**Work required**
Reproduce all of the data word for word.

**Material for the task**
================
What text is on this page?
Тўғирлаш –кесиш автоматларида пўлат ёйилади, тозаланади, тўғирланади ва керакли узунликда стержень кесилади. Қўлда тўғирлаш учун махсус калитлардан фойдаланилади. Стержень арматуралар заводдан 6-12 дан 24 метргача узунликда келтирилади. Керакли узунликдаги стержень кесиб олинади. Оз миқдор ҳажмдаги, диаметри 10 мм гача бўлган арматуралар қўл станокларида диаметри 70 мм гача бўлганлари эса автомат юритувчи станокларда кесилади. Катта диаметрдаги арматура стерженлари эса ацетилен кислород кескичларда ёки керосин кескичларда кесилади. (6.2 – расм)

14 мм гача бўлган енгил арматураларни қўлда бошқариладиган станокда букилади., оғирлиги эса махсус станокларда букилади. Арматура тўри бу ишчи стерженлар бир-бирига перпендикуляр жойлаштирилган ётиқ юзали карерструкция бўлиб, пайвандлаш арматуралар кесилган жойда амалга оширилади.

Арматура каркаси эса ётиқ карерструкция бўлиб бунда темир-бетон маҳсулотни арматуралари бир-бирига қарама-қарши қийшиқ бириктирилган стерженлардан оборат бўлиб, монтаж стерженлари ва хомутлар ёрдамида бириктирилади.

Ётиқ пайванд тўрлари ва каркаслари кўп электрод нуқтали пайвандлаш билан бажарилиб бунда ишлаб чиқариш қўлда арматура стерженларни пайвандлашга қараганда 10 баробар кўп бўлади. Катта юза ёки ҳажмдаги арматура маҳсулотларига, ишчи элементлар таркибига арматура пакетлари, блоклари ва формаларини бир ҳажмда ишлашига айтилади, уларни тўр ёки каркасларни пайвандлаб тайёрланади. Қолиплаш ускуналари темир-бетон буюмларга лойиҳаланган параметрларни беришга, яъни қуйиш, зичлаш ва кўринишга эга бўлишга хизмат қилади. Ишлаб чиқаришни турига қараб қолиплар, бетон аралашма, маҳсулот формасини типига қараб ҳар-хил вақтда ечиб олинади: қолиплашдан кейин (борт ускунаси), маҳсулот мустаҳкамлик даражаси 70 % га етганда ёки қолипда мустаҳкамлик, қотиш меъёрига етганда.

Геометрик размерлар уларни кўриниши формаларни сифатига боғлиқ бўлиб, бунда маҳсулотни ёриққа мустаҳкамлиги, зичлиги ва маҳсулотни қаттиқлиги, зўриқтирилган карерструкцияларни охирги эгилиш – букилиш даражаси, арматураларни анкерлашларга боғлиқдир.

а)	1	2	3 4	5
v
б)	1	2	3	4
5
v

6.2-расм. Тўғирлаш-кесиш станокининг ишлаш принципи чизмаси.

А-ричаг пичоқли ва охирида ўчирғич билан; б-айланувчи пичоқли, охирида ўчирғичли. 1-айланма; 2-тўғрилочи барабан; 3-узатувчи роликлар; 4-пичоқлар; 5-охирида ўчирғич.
================
**Answer**
What text is on this page?
Тўғирлаш –кесиш автоматларида пўлат ёйилади, тозаланади, тўғирланади ва керакли узунликда стержень кесилади. Қўлда тўғирлаш учун махсус калитлардан фойдаланилади. Стержень арматуралар заводдан 6-12 дан 24 метргача узунликда келтирилади. Керакли узунликдаги стержень кесиб олинади. Оз миқдор ҳажмдаги, диаметри 10 мм гача бўлган арматуралар қўл станокларида диаметри 70 мм гача бўлганлари эса автомат юритувчи станокларда кесилади. Катта диаметрдаги арматура стерженлари эса ацетилен кислород кескичларда ёки керосин кескичларда кесилади. (6.2 – расм)

14 мм гача бўлган енгил арматураларни қўлда бошқариладиган станокда букилади., оғирлиги эса махсус станокларда букилади. Арматура тўри бу ишчи стерженлар бир-бирига перпендикуляр жойлаштирилган ётиқ юзали карерструкция бўлиб, пайвандлаш арматуралар кесилган жойда амалга оширилади.

Арматура каркаси эса ётиқ карерструкция бўлиб бунда темир-бетон маҳсулотни арматуралари бир-бирига қарама-қарши қийшиқ бириктирилган стерженлардан оборат бўлиб, монтаж стерженлари ва хомутлар ёрдамида бириктирилади.

Ётиқ пайванд тўрлари ва каркаслари кўп электрод нуқтали пайвандлаш билан бажарилиб бунда ишлаб чиқариш қўлда арматура стерженларни пайвандлашга қараганда 10 баробар кўп бўлади. Катта юза ёки ҳажмдаги арматура маҳсулотларига, ишчи элементлар таркибига арматура пакетлари, блоклари ва формаларини бир ҳажмда ишлашига айтилади, уларни тўр ёки каркасларни пайвандлаб тайёрланади. Қолиплаш ускуналари темир-бетон буюмларга лойиҳаланган параметрларни беришга, яъни қуйиш, зичлаш ва кўринишга эга бўлишга хизмат қилади. Ишлаб чиқаришни турига қараб қолиплар, бетон аралашма, маҳсулот формасини типига қараб ҳар-хил вақтда ечиб олинади: қолиплашдан кейин (борт ускунаси), маҳсулот мустаҳкамлик даражаси 70 % га етганда ёки қолипда мустаҳкамлик, қотиш меъёрига етганда.

Геометрик размерлар уларни кўриниши формаларни сифатига боғлиқ бўлиб, бунда маҳсулотни ёриққа мустаҳкамлиги, зичлиги ва маҳсулотни қаттиқлиги, зўриқтирилган карерструкцияларни охирги эгилиш – букилиш даражаси, арматураларни анкерлашларга боғлиқдир.

а)	1	2	3 4	5
v
б)	1	2	3	4
5
v

6.2-расм. Тўғирлаш-кесиш станокининг ишлаш принципи чизмаси.

А-ричаг пичоқли ва охирида ўчирғич билан; б-айланувчи пичоқли, охирида ўчирғичли. 1-айланма; 2-тўғрилочи барабан; 3-узатувчи роликлар; 4-пичоқлар; 5-охирида ўчирғич.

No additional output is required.